§ **Job**:
State how many lines hold the word "ohne", with no other words.

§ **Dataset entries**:
>> begin
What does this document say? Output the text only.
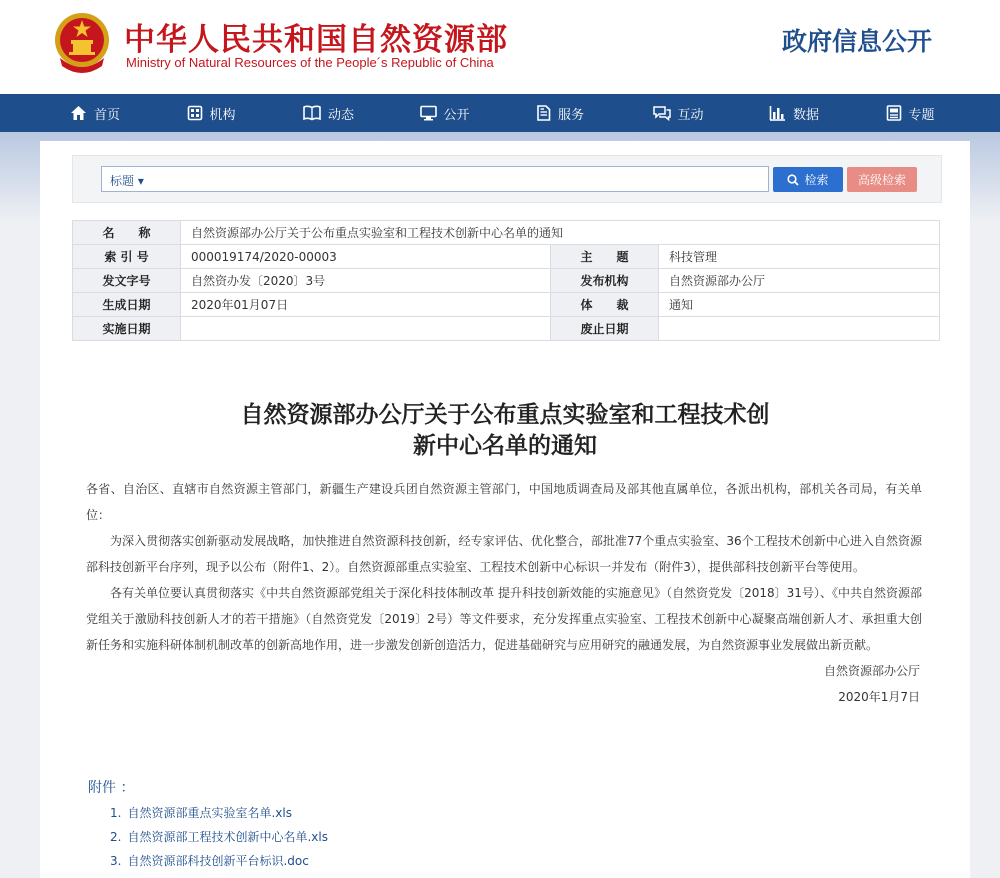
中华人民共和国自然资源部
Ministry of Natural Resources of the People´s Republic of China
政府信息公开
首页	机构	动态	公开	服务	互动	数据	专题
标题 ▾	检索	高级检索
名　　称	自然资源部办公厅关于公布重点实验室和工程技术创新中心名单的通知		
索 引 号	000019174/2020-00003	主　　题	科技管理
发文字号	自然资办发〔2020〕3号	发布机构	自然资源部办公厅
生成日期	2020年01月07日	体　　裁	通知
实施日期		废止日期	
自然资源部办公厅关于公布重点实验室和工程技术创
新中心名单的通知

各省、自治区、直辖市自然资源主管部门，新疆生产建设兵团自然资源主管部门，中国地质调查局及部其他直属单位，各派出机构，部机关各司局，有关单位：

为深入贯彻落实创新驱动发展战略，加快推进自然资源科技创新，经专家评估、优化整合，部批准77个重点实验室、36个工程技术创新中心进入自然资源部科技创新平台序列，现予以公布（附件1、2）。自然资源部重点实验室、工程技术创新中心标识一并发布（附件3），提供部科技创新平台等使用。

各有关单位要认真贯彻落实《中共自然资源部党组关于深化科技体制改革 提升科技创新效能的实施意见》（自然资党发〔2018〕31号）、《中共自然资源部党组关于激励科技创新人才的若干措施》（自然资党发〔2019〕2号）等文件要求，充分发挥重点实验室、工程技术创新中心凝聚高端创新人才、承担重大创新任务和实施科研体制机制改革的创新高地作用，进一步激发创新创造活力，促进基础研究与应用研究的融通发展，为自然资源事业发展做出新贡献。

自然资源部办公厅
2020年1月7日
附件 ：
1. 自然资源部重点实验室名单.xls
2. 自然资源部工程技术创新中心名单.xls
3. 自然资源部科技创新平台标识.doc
>> end
>> begin
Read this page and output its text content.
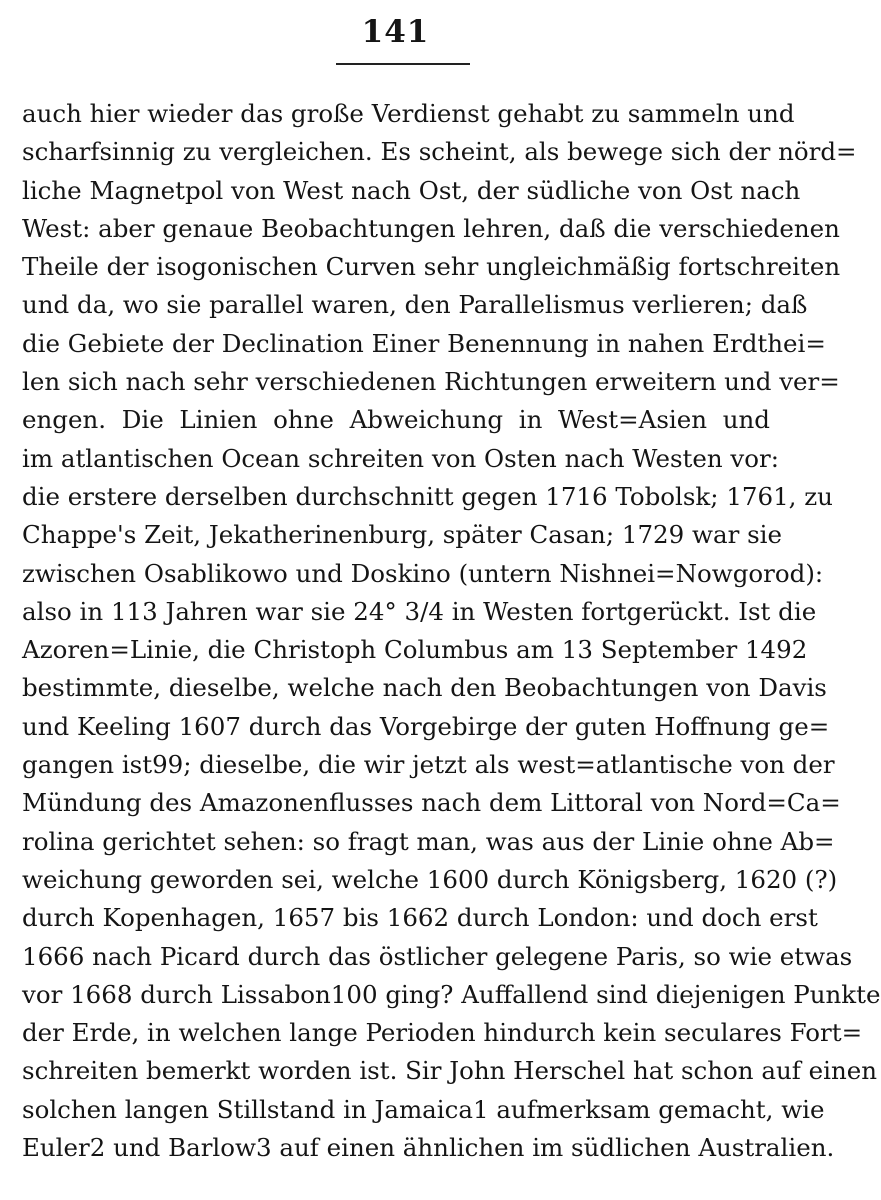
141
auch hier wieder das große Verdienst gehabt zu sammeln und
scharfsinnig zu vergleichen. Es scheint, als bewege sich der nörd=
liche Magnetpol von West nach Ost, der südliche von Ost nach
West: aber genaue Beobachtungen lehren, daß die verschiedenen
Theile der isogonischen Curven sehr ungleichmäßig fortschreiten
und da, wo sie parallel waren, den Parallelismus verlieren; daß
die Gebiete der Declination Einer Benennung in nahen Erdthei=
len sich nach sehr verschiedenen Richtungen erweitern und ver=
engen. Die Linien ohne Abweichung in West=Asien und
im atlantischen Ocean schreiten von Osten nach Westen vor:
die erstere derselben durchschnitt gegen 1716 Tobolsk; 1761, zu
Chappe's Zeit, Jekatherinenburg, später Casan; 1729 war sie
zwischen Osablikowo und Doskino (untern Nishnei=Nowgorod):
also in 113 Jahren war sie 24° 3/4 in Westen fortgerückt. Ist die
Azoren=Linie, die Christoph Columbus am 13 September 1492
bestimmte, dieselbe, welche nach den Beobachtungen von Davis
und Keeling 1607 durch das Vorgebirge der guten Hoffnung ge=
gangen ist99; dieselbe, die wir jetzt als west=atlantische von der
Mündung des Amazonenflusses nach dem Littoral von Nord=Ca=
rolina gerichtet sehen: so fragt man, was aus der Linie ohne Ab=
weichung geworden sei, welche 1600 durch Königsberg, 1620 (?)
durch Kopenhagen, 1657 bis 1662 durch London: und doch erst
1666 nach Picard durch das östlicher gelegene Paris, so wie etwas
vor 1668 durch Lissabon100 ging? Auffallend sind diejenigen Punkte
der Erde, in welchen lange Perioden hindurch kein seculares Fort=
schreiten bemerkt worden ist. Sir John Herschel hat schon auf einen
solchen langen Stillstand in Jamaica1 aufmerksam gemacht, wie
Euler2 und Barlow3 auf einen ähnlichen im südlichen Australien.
>> end
§ **Completed exercise**:
2